• Material for this exercise
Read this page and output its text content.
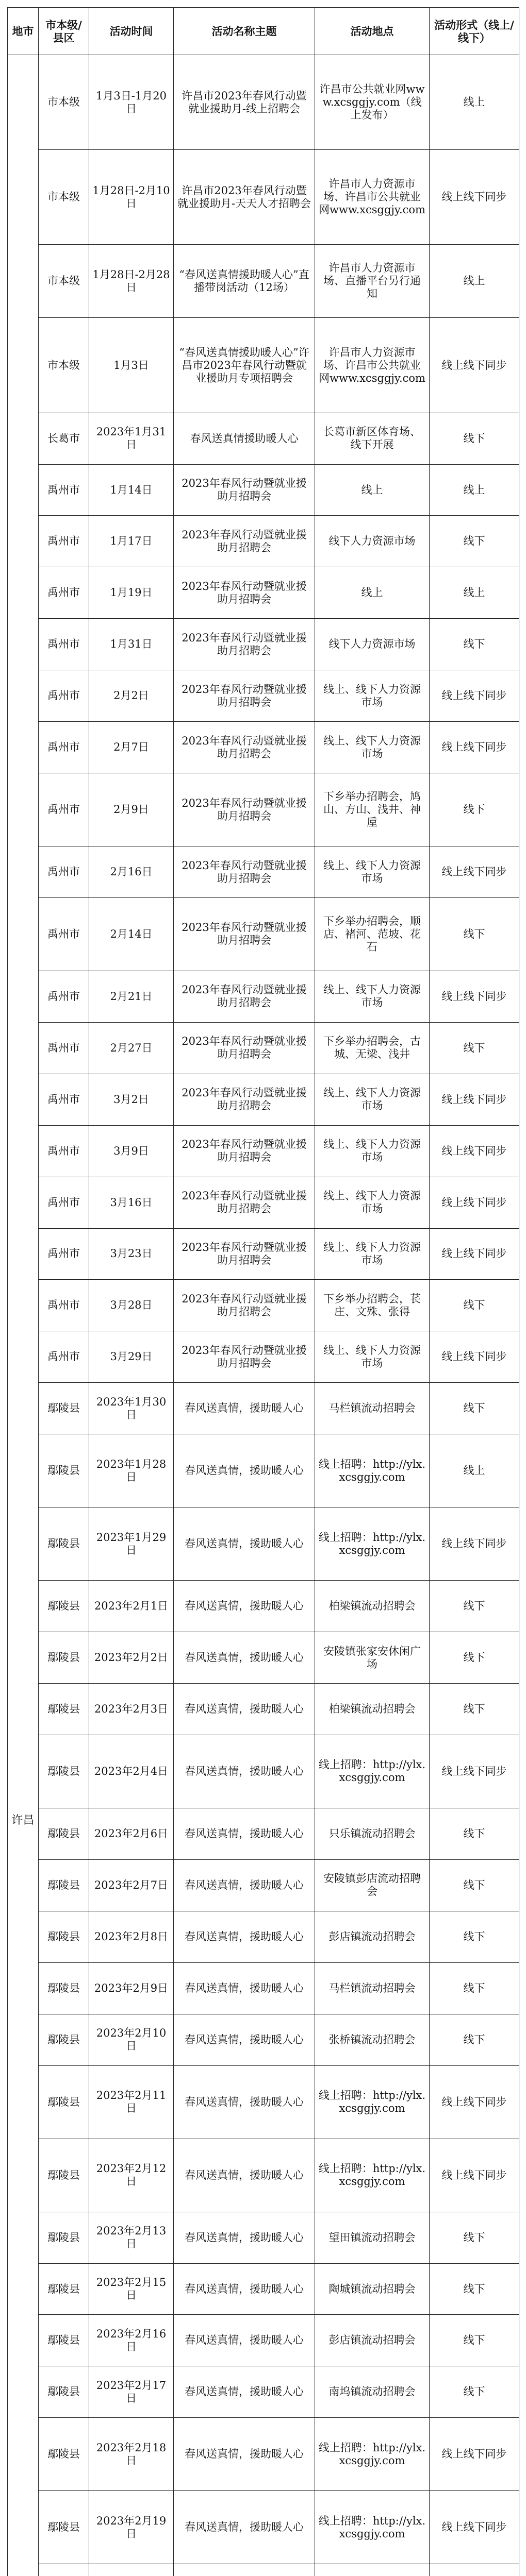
地市	市本级/县区	活动时间	活动名称主题	活动地点	活动形式（线上/线下）
许昌	市本级	1月3日-1月20日	许昌市2023年春风行动暨就业援助月-线上招聘会	许昌市公共就业网www.xcsggjy.com（线上发布）	线上
	市本级	1月28日-2月10日	许昌市2023年春风行动暨就业援助月-天天人才招聘会	许昌市人力资源市场、许昌市公共就业网www.xcsggjy.com	线上线下同步
	市本级	1月28日-2月28日	“春风送真情援助暖人心”直播带岗活动（12场）	许昌市人力资源市场、直播平台另行通知	线上
	市本级	1月3日	“春风送真情援助暖人心”许昌市2023年春风行动暨就业援助月专项招聘会	许昌市人力资源市场、许昌市公共就业网www.xcsggjy.com	线上线下同步
	长葛市	2023年1月31日	春风送真情援助暖人心	长葛市新区体育场、线下开展	线下
	禹州市	1月14日	2023年春风行动暨就业援助月招聘会	线上	线上
	禹州市	1月17日	2023年春风行动暨就业援助月招聘会	线下人力资源市场	线下
	禹州市	1月19日	2023年春风行动暨就业援助月招聘会	线上	线上
	禹州市	1月31日	2023年春风行动暨就业援助月招聘会	线下人力资源市场	线下
	禹州市	2月2日	2023年春风行动暨就业援助月招聘会	线上、线下人力资源市场	线上线下同步
	禹州市	2月7日	2023年春风行动暨就业援助月招聘会	线上、线下人力资源市场	线上线下同步
	禹州市	2月9日	2023年春风行动暨就业援助月招聘会	下乡举办招聘会，鸠山、方山、浅井、神垕	线下
	禹州市	2月16日	2023年春风行动暨就业援助月招聘会	线上、线下人力资源市场	线上线下同步
	禹州市	2月14日	2023年春风行动暨就业援助月招聘会	下乡举办招聘会，顺店、褚河、范坡、花石	线下
	禹州市	2月21日	2023年春风行动暨就业援助月招聘会	线上、线下人力资源市场	线上线下同步
	禹州市	2月27日	2023年春风行动暨就业援助月招聘会	下乡举办招聘会，古城、无梁、浅井	线下
	禹州市	3月2日	2023年春风行动暨就业援助月招聘会	线上、线下人力资源市场	线上线下同步
	禹州市	3月9日	2023年春风行动暨就业援助月招聘会	线上、线下人力资源市场	线上线下同步
	禹州市	3月16日	2023年春风行动暨就业援助月招聘会	线上、线下人力资源市场	线上线下同步
	禹州市	3月23日	2023年春风行动暨就业援助月招聘会	线上、线下人力资源市场	线上线下同步
	禹州市	3月28日	2023年春风行动暨就业援助月招聘会	下乡举办招聘会，苌庄、文殊、张得	线下
	禹州市	3月29日	2023年春风行动暨就业援助月招聘会	线上、线下人力资源市场	线上线下同步
	鄢陵县	2023年1月30日	春风送真情，援助暖人心	马栏镇流动招聘会	线下
	鄢陵县	2023年1月28日	春风送真情，援助暖人心	线上招聘：http://ylx.xcsggjy.com	线上
	鄢陵县	2023年1月29日	春风送真情，援助暖人心	线上招聘：http://ylx.xcsggjy.com	线上线下同步
	鄢陵县	2023年2月1日	春风送真情，援助暖人心	柏梁镇流动招聘会	线下
	鄢陵县	2023年2月2日	春风送真情，援助暖人心	安陵镇张家安休闲广场	线下
	鄢陵县	2023年2月3日	春风送真情，援助暖人心	柏梁镇流动招聘会	线下
	鄢陵县	2023年2月4日	春风送真情，援助暖人心	线上招聘：http://ylx.xcsggjy.com	线上线下同步
	鄢陵县	2023年2月6日	春风送真情，援助暖人心	只乐镇流动招聘会	线下
	鄢陵县	2023年2月7日	春风送真情，援助暖人心	安陵镇彭店流动招聘会	线下
	鄢陵县	2023年2月8日	春风送真情，援助暖人心	彭店镇流动招聘会	线下
	鄢陵县	2023年2月9日	春风送真情，援助暖人心	马栏镇流动招聘会	线下
	鄢陵县	2023年2月10日	春风送真情，援助暖人心	张桥镇流动招聘会	线下
	鄢陵县	2023年2月11日	春风送真情，援助暖人心	线上招聘：http://ylx.xcsggjy.com	线上线下同步
	鄢陵县	2023年2月12日	春风送真情，援助暖人心	线上招聘：http://ylx.xcsggjy.com	线上线下同步
	鄢陵县	2023年2月13日	春风送真情，援助暖人心	望田镇流动招聘会	线下
	鄢陵县	2023年2月15日	春风送真情，援助暖人心	陶城镇流动招聘会	线下
	鄢陵县	2023年2月16日	春风送真情，援助暖人心	彭店镇流动招聘会	线下
	鄢陵县	2023年2月17日	春风送真情，援助暖人心	南坞镇流动招聘会	线下
	鄢陵县	2023年2月18日	春风送真情，援助暖人心	线上招聘：http://ylx.xcsggjy.com	线上线下同步
	鄢陵县	2023年2月19日	春风送真情，援助暖人心	线上招聘：http://ylx.xcsggjy.com	线上线下同步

• Exercise
Keep the pictures out of your copy, and repeat every entry above exactly.

• Response
Read this page and output its text content.
地市	市本级/县区	活动时间	活动名称主题	活动地点	活动形式（线上/线下）
许昌	市本级	1月3日-1月20日	许昌市2023年春风行动暨就业援助月-线上招聘会	许昌市公共就业网www.xcsggjy.com（线上发布）	线上
	市本级	1月28日-2月10日	许昌市2023年春风行动暨就业援助月-天天人才招聘会	许昌市人力资源市场、许昌市公共就业网www.xcsggjy.com	线上线下同步
	市本级	1月28日-2月28日	“春风送真情援助暖人心”直播带岗活动（12场）	许昌市人力资源市场、直播平台另行通知	线上
	市本级	1月3日	“春风送真情援助暖人心”许昌市2023年春风行动暨就业援助月专项招聘会	许昌市人力资源市场、许昌市公共就业网www.xcsggjy.com	线上线下同步
	长葛市	2023年1月31日	春风送真情援助暖人心	长葛市新区体育场、线下开展	线下
	禹州市	1月14日	2023年春风行动暨就业援助月招聘会	线上	线上
	禹州市	1月17日	2023年春风行动暨就业援助月招聘会	线下人力资源市场	线下
	禹州市	1月19日	2023年春风行动暨就业援助月招聘会	线上	线上
	禹州市	1月31日	2023年春风行动暨就业援助月招聘会	线下人力资源市场	线下
	禹州市	2月2日	2023年春风行动暨就业援助月招聘会	线上、线下人力资源市场	线上线下同步
	禹州市	2月7日	2023年春风行动暨就业援助月招聘会	线上、线下人力资源市场	线上线下同步
	禹州市	2月9日	2023年春风行动暨就业援助月招聘会	下乡举办招聘会，鸠山、方山、浅井、神垕	线下
	禹州市	2月16日	2023年春风行动暨就业援助月招聘会	线上、线下人力资源市场	线上线下同步
	禹州市	2月14日	2023年春风行动暨就业援助月招聘会	下乡举办招聘会，顺店、褚河、范坡、花石	线下
	禹州市	2月21日	2023年春风行动暨就业援助月招聘会	线上、线下人力资源市场	线上线下同步
	禹州市	2月27日	2023年春风行动暨就业援助月招聘会	下乡举办招聘会，古城、无梁、浅井	线下
	禹州市	3月2日	2023年春风行动暨就业援助月招聘会	线上、线下人力资源市场	线上线下同步
	禹州市	3月9日	2023年春风行动暨就业援助月招聘会	线上、线下人力资源市场	线上线下同步
	禹州市	3月16日	2023年春风行动暨就业援助月招聘会	线上、线下人力资源市场	线上线下同步
	禹州市	3月23日	2023年春风行动暨就业援助月招聘会	线上、线下人力资源市场	线上线下同步
	禹州市	3月28日	2023年春风行动暨就业援助月招聘会	下乡举办招聘会，苌庄、文殊、张得	线下
	禹州市	3月29日	2023年春风行动暨就业援助月招聘会	线上、线下人力资源市场	线上线下同步
	鄢陵县	2023年1月30日	春风送真情，援助暖人心	马栏镇流动招聘会	线下
	鄢陵县	2023年1月28日	春风送真情，援助暖人心	线上招聘：http://ylx.xcsggjy.com	线上
	鄢陵县	2023年1月29日	春风送真情，援助暖人心	线上招聘：http://ylx.xcsggjy.com	线上线下同步
	鄢陵县	2023年2月1日	春风送真情，援助暖人心	柏梁镇流动招聘会	线下
	鄢陵县	2023年2月2日	春风送真情，援助暖人心	安陵镇张家安休闲广场	线下
	鄢陵县	2023年2月3日	春风送真情，援助暖人心	柏梁镇流动招聘会	线下
	鄢陵县	2023年2月4日	春风送真情，援助暖人心	线上招聘：http://ylx.xcsggjy.com	线上线下同步
	鄢陵县	2023年2月6日	春风送真情，援助暖人心	只乐镇流动招聘会	线下
	鄢陵县	2023年2月7日	春风送真情，援助暖人心	安陵镇彭店流动招聘会	线下
	鄢陵县	2023年2月8日	春风送真情，援助暖人心	彭店镇流动招聘会	线下
	鄢陵县	2023年2月9日	春风送真情，援助暖人心	马栏镇流动招聘会	线下
	鄢陵县	2023年2月10日	春风送真情，援助暖人心	张桥镇流动招聘会	线下
	鄢陵县	2023年2月11日	春风送真情，援助暖人心	线上招聘：http://ylx.xcsggjy.com	线上线下同步
	鄢陵县	2023年2月12日	春风送真情，援助暖人心	线上招聘：http://ylx.xcsggjy.com	线上线下同步
	鄢陵县	2023年2月13日	春风送真情，援助暖人心	望田镇流动招聘会	线下
	鄢陵县	2023年2月15日	春风送真情，援助暖人心	陶城镇流动招聘会	线下
	鄢陵县	2023年2月16日	春风送真情，援助暖人心	彭店镇流动招聘会	线下
	鄢陵县	2023年2月17日	春风送真情，援助暖人心	南坞镇流动招聘会	线下
	鄢陵县	2023年2月18日	春风送真情，援助暖人心	线上招聘：http://ylx.xcsggjy.com	线上线下同步
	鄢陵县	2023年2月19日	春风送真情，援助暖人心	线上招聘：http://ylx.xcsggjy.com	线上线下同步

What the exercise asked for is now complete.